Job —
Filter these entries so that only lines with the word "WELL" remain.

Figure data in JSON:

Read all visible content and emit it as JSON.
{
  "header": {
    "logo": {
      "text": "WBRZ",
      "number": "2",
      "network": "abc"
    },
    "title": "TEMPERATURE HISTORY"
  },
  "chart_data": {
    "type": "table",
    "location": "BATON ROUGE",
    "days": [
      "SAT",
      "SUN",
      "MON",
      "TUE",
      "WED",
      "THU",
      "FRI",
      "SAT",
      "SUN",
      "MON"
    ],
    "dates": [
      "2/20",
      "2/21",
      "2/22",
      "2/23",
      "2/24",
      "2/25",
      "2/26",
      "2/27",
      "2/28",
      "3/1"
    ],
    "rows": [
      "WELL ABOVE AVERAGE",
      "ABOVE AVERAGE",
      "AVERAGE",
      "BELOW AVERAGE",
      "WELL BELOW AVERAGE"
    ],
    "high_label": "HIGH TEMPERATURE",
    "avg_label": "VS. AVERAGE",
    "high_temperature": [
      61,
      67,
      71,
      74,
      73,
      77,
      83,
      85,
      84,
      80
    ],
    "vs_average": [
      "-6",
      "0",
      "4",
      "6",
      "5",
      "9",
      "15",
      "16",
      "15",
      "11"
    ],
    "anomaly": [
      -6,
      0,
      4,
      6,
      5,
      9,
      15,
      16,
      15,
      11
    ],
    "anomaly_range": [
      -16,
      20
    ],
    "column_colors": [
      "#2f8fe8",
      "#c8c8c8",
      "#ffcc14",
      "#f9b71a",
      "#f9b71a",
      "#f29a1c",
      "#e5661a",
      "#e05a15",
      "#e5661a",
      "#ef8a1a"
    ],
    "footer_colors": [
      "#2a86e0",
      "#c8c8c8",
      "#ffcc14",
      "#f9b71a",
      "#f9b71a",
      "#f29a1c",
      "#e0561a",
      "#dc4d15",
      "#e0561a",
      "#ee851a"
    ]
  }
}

Exercise solution —
      "WELL ABOVE AVERAGE",
      "WELL BELOW AVERAGE"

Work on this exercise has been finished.